Records for the task -
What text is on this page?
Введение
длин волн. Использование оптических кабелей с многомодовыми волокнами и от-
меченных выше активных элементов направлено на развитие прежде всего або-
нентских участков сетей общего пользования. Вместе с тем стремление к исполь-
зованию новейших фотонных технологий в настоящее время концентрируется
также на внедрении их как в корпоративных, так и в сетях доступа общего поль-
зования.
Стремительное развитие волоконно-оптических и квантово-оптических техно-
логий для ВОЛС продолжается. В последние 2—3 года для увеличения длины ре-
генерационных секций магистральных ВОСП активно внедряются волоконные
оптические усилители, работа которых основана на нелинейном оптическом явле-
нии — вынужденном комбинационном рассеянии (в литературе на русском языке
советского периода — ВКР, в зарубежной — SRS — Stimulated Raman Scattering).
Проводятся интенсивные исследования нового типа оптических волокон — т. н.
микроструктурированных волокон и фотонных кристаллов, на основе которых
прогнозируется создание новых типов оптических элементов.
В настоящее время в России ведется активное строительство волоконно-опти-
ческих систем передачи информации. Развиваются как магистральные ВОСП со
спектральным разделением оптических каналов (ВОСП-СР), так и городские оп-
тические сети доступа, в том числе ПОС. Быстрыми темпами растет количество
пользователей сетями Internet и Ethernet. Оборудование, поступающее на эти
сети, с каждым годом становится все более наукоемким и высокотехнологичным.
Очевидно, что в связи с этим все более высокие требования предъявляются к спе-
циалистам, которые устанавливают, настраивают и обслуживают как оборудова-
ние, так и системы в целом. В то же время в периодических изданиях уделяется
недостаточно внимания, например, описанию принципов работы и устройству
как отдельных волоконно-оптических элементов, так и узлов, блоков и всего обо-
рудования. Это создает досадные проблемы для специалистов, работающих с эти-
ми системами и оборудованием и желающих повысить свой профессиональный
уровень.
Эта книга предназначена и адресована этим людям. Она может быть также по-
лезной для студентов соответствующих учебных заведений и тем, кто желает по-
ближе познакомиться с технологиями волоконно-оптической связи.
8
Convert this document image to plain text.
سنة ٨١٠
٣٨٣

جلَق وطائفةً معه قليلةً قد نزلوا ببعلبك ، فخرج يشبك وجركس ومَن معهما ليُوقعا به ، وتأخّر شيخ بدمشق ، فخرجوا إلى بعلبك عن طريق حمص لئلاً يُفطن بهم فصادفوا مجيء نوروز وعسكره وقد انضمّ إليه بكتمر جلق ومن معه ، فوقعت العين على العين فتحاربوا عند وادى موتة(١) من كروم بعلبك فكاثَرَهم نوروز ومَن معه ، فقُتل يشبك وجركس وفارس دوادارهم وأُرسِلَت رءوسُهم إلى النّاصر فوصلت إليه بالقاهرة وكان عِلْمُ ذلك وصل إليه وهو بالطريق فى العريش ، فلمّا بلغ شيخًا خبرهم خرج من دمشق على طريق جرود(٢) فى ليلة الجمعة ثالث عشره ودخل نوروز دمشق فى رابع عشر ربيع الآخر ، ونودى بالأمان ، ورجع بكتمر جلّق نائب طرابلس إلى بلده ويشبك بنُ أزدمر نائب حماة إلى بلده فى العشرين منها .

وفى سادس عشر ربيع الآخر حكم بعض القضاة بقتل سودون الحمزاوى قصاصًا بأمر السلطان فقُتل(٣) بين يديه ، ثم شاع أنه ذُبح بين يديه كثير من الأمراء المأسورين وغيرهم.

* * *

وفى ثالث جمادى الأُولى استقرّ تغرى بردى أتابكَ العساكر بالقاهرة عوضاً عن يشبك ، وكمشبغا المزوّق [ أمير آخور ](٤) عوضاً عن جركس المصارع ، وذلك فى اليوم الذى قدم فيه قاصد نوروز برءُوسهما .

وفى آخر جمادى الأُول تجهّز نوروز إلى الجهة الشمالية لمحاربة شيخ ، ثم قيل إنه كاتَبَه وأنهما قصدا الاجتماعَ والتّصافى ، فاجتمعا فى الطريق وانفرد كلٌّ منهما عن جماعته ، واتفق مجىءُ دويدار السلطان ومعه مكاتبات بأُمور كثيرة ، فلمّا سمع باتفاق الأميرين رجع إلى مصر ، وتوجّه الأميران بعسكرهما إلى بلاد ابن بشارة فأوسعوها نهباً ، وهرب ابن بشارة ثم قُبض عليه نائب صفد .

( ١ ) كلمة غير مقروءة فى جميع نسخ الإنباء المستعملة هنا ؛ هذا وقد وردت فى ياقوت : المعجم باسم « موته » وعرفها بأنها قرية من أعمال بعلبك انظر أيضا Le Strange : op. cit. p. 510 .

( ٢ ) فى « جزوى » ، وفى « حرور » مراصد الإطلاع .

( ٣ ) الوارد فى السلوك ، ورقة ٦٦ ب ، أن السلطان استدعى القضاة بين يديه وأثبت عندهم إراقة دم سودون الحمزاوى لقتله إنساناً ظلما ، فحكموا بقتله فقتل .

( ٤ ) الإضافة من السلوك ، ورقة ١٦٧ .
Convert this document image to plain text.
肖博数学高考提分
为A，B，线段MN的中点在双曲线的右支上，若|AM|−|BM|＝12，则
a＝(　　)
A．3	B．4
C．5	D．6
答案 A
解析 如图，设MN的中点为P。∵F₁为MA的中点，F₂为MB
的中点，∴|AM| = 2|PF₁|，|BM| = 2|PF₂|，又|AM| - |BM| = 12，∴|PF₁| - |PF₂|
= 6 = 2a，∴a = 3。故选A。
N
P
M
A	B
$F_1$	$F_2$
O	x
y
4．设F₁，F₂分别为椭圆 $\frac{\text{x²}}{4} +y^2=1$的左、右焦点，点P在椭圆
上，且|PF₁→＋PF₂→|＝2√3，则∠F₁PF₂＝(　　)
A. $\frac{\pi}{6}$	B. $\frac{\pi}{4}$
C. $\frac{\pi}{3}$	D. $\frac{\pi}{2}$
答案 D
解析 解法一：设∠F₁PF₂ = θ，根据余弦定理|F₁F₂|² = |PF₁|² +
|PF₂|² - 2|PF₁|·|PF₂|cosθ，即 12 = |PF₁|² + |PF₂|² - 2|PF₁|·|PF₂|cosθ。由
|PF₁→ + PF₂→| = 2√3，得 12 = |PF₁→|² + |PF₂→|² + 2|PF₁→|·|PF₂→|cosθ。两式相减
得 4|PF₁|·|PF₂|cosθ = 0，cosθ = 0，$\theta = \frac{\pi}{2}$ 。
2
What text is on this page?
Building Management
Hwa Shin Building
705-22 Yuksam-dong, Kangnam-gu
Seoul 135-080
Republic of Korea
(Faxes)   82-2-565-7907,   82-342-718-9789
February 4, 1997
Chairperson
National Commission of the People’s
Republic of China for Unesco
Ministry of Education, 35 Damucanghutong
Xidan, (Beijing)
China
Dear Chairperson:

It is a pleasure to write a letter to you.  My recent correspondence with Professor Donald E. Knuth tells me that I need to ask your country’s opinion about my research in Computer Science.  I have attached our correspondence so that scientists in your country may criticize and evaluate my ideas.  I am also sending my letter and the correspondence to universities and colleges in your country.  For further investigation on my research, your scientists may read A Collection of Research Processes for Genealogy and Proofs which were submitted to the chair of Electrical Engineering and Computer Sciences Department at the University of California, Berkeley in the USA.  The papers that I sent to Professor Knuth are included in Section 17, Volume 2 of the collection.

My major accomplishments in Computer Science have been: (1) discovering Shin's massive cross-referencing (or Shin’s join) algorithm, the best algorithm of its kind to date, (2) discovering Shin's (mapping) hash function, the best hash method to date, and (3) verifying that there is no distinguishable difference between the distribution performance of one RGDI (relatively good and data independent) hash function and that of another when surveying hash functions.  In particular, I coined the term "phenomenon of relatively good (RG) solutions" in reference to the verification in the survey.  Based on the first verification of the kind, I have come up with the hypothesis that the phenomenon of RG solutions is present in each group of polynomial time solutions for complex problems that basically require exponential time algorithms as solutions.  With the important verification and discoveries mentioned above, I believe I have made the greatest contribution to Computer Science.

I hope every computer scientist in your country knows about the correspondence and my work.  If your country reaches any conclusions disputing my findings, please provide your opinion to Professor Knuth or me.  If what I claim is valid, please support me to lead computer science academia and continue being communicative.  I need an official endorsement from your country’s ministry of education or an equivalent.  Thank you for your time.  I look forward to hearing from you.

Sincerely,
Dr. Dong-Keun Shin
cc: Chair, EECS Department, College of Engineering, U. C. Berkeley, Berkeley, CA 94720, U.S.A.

Aim of the task -
Search the data above for the string "более" and copy each line that has it.

Complete output -
сети, с каждым годом становится все более наукоемким и высокотехнологичным.
Очевидно, что в связи с этим все более высокие требования предъявляются к спе-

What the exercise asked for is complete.